» **Written task**: Only the pictures are omitted; repeat all other data exactly.

----- Data in this exercise

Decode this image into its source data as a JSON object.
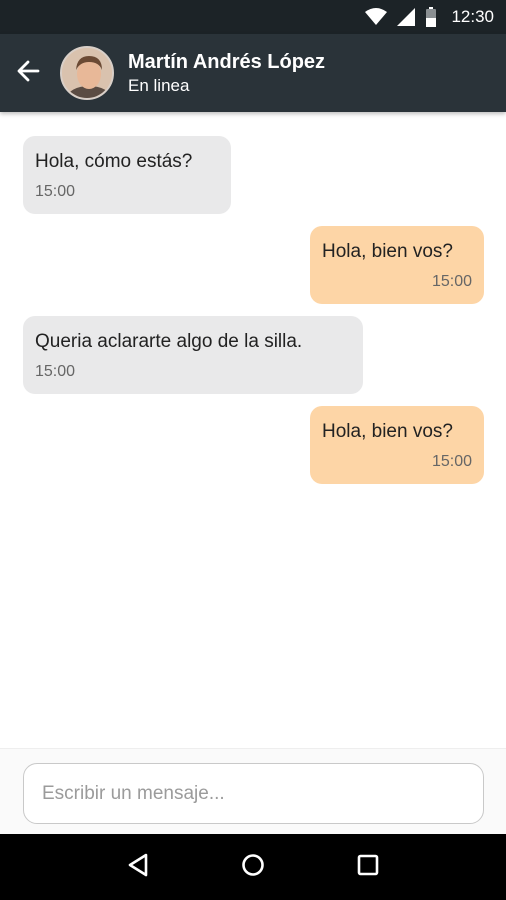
{
  "status_bar": {
    "time": "12:30",
    "icons": [
      "wifi-icon",
      "signal-icon",
      "battery-icon"
    ]
  },
  "header": {
    "back_icon": "arrow-left-icon",
    "contact_name": "Martín Andrés López",
    "contact_status": "En linea"
  },
  "messages": [
    {
      "direction": "in",
      "text": "Hola, cómo estás?",
      "time": "15:00"
    },
    {
      "direction": "out",
      "text": "Hola, bien vos?",
      "time": "15:00"
    },
    {
      "direction": "in",
      "text": "Queria aclararte algo de la silla.",
      "time": "15:00"
    },
    {
      "direction": "out",
      "text": "Hola, bien vos?",
      "time": "15:00"
    }
  ],
  "composer": {
    "placeholder": "Escribir un mensaje..."
  },
  "nav_bar": {
    "icons": [
      "back-triangle-icon",
      "home-circle-icon",
      "recents-square-icon"
    ]
  },
  "colors": {
    "status_bar": "#1c2327",
    "app_bar": "#2a3339",
    "incoming_bubble": "#e9e9ea",
    "outgoing_bubble": "#fdd5a6"
  }
}
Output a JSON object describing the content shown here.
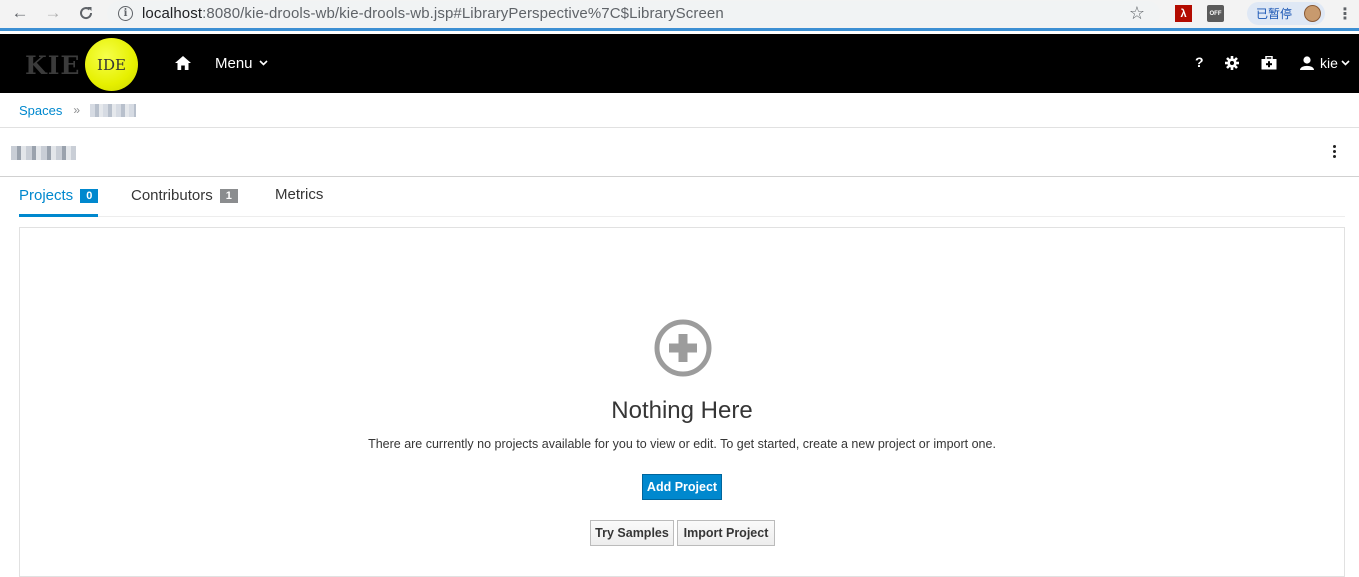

----------

» **Written answer**:
Decode this image into its source data as a JSON object.
{
  "status_bar": {
    "time": "12:30",
    "icons": [
      "wifi-icon",
      "signal-icon",
      "battery-icon"
    ]
  },
  "header": {
    "back_icon": "arrow-left-icon",
    "contact_name": "Martín Andrés López",
    "contact_status": "En linea"
  },
  "messages": [
    {
      "direction": "in",
      "text": "Hola, cómo estás?",
      "time": "15:00"
    },
    {
      "direction": "out",
      "text": "Hola, bien vos?",
      "time": "15:00"
    },
    {
      "direction": "in",
      "text": "Queria aclararte algo de la silla.",
      "time": "15:00"
    },
    {
      "direction": "out",
      "text": "Hola, bien vos?",
      "time": "15:00"
    }
  ],
  "composer": {
    "placeholder": "Escribir un mensaje..."
  },
  "nav_bar": {
    "icons": [
      "back-triangle-icon",
      "home-circle-icon",
      "recents-square-icon"
    ]
  },
  "colors": {
    "status_bar": "#1c2327",
    "app_bar": "#2a3339",
    "incoming_bubble": "#e9e9ea",
    "outgoing_bubble": "#fdd5a6"
  }
}
Output a JSON object describing the content shown here.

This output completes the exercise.